=== Records for the task ===

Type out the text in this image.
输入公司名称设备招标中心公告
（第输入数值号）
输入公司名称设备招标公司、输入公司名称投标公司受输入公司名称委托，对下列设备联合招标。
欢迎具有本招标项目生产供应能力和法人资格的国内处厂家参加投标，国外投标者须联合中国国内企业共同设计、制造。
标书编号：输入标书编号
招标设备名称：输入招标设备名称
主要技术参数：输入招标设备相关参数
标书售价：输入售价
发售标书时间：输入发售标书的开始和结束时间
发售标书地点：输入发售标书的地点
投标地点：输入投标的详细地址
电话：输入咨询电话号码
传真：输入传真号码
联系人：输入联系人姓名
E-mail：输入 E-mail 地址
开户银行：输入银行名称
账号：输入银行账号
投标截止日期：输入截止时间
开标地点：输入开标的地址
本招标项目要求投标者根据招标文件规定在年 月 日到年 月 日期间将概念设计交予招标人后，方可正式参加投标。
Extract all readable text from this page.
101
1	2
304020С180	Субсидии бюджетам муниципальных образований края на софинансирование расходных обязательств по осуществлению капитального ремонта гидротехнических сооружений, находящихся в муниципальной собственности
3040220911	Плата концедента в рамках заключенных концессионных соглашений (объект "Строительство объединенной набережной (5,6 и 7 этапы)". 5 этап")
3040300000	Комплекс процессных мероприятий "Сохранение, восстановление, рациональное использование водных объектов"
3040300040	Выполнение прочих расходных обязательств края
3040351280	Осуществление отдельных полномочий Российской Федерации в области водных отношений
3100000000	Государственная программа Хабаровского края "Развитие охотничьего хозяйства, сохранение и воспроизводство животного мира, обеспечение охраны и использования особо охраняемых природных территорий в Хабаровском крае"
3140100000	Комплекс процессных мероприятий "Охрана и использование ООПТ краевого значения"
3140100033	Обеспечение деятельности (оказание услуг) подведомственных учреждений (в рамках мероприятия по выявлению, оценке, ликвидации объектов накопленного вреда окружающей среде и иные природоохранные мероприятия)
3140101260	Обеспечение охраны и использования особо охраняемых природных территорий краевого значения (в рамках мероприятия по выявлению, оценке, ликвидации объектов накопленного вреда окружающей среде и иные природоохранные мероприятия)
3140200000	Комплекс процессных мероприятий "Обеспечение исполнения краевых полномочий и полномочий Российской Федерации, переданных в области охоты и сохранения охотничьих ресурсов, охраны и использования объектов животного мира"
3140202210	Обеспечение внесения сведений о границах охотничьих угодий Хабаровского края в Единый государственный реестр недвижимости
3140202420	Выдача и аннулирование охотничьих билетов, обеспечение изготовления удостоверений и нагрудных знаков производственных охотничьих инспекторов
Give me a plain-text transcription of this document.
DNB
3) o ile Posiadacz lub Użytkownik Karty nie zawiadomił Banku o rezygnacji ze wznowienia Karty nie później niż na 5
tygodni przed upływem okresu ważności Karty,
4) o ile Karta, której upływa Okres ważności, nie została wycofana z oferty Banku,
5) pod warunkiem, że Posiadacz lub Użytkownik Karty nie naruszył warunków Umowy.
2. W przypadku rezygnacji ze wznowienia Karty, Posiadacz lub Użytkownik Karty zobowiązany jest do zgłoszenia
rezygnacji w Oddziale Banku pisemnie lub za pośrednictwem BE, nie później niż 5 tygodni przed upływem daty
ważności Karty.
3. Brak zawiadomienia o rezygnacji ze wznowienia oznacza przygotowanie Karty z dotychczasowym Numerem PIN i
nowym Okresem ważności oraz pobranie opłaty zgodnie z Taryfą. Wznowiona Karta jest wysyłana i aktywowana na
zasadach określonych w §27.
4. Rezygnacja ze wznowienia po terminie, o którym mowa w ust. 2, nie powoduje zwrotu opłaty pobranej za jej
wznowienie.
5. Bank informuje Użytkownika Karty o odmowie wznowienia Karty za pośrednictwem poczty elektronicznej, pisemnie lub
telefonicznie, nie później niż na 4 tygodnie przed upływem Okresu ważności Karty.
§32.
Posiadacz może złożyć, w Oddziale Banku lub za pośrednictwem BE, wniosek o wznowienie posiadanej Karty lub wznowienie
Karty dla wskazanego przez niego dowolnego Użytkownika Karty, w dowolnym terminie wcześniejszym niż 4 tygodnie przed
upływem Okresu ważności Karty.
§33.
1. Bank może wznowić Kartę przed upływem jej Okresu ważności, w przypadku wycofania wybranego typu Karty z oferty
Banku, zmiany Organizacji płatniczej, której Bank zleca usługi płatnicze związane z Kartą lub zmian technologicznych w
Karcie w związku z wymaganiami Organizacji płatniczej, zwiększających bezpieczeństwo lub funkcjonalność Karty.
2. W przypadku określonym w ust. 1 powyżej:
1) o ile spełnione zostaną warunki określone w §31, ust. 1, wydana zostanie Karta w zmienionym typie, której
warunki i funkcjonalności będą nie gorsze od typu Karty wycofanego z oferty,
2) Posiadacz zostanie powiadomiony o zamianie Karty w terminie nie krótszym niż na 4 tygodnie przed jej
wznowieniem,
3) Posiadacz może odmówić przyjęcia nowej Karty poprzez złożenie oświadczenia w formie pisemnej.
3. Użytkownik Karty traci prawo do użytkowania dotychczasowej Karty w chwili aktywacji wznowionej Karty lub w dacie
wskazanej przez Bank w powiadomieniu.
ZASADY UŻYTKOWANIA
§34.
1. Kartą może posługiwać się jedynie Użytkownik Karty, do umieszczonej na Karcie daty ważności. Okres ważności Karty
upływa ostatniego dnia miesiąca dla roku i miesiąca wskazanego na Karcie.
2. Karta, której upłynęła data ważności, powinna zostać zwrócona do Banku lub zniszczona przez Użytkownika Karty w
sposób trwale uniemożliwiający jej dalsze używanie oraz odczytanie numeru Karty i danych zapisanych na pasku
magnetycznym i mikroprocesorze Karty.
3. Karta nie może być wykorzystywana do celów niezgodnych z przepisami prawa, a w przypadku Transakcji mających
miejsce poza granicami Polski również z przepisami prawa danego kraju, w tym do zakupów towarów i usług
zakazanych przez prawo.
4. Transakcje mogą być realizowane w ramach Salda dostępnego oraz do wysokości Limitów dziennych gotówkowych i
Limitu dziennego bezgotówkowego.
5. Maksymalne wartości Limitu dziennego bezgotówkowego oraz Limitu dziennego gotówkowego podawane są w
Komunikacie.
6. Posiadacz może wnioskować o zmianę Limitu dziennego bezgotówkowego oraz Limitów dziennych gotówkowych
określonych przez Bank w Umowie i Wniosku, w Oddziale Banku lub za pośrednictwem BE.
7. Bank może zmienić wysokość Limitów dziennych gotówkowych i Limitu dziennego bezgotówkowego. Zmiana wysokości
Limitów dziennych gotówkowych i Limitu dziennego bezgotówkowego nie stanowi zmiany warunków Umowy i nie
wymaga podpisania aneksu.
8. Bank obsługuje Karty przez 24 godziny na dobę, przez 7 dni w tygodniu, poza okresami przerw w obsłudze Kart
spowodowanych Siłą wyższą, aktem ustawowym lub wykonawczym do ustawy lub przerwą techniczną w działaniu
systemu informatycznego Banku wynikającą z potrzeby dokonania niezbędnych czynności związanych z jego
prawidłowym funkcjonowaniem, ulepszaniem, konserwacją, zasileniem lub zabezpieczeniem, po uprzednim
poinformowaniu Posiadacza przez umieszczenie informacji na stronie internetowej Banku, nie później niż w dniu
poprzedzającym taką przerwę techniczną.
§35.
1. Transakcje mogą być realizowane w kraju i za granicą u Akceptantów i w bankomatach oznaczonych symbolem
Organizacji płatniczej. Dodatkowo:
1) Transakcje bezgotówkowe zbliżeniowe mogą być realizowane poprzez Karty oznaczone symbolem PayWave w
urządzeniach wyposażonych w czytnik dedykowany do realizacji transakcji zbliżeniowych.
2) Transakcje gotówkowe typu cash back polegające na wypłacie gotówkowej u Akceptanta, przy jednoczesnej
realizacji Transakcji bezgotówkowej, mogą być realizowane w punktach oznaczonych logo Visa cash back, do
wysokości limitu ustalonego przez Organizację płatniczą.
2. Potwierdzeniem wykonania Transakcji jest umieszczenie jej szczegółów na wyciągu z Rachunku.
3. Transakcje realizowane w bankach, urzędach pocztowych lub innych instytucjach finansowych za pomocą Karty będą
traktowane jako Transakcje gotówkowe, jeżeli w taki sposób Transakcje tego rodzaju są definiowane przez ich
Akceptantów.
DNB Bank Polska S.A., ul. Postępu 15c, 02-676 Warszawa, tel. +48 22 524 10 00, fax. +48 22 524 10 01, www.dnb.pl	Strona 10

===

● **Exercise instructions**: Return each line where "prawo" shows up.

● **Problem solution**:
3. Użytkownik Karty traci prawo do użytkowania dotychczasowej Karty w chwili aktywacji wznowionej Karty lub w dacie
zakazanych przez prawo.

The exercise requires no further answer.